■ Data extract
-.-.-
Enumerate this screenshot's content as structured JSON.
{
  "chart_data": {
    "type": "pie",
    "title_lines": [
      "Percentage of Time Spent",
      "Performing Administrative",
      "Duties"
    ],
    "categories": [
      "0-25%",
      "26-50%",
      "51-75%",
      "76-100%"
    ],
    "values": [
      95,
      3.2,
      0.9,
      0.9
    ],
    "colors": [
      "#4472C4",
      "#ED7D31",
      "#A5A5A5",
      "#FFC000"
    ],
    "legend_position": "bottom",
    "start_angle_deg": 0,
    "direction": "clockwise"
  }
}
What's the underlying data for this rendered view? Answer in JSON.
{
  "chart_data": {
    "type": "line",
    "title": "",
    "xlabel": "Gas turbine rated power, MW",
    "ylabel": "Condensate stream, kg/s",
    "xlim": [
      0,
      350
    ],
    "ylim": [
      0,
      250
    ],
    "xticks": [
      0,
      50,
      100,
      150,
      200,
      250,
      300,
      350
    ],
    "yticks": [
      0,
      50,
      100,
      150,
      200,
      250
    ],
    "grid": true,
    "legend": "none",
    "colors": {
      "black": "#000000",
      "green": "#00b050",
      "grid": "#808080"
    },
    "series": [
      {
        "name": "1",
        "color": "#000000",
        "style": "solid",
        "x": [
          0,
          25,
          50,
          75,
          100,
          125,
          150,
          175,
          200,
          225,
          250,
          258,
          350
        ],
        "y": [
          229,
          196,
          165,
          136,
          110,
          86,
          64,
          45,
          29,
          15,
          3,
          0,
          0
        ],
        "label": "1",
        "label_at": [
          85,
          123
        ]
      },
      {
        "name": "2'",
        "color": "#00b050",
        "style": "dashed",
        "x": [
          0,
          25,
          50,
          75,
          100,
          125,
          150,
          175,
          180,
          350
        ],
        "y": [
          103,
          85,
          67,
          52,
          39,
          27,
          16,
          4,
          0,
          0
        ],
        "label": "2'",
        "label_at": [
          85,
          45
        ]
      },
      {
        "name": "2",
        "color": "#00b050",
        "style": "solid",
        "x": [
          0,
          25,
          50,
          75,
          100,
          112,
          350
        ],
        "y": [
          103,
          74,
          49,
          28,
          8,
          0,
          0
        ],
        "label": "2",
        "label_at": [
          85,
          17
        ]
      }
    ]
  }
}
-.-.-
■ Problem to solve
Your task is to repeat every entry exactly.

■ Answer to the exercise
Enumerate this screenshot's content as structured JSON.
{
  "chart_data": {
    "type": "pie",
    "title_lines": [
      "Percentage of Time Spent",
      "Performing Administrative",
      "Duties"
    ],
    "categories": [
      "0-25%",
      "26-50%",
      "51-75%",
      "76-100%"
    ],
    "values": [
      95,
      3.2,
      0.9,
      0.9
    ],
    "colors": [
      "#4472C4",
      "#ED7D31",
      "#A5A5A5",
      "#FFC000"
    ],
    "legend_position": "bottom",
    "start_angle_deg": 0,
    "direction": "clockwise"
  }
}
What's the underlying data for this rendered view? Answer in JSON.
{
  "chart_data": {
    "type": "line",
    "title": "",
    "xlabel": "Gas turbine rated power, MW",
    "ylabel": "Condensate stream, kg/s",
    "xlim": [
      0,
      350
    ],
    "ylim": [
      0,
      250
    ],
    "xticks": [
      0,
      50,
      100,
      150,
      200,
      250,
      300,
      350
    ],
    "yticks": [
      0,
      50,
      100,
      150,
      200,
      250
    ],
    "grid": true,
    "legend": "none",
    "colors": {
      "black": "#000000",
      "green": "#00b050",
      "grid": "#808080"
    },
    "series": [
      {
        "name": "1",
        "color": "#000000",
        "style": "solid",
        "x": [
          0,
          25,
          50,
          75,
          100,
          125,
          150,
          175,
          200,
          225,
          250,
          258,
          350
        ],
        "y": [
          229,
          196,
          165,
          136,
          110,
          86,
          64,
          45,
          29,
          15,
          3,
          0,
          0
        ],
        "label": "1",
        "label_at": [
          85,
          123
        ]
      },
      {
        "name": "2'",
        "color": "#00b050",
        "style": "dashed",
        "x": [
          0,
          25,
          50,
          75,
          100,
          125,
          150,
          175,
          180,
          350
        ],
        "y": [
          103,
          85,
          67,
          52,
          39,
          27,
          16,
          4,
          0,
          0
        ],
        "label": "2'",
        "label_at": [
          85,
          45
        ]
      },
      {
        "name": "2",
        "color": "#00b050",
        "style": "solid",
        "x": [
          0,
          25,
          50,
          75,
          100,
          112,
          350
        ],
        "y": [
          103,
          74,
          49,
          28,
          8,
          0,
          0
        ],
        "label": "2",
        "label_at": [
          85,
          17
        ]
      }
    ]
  }
}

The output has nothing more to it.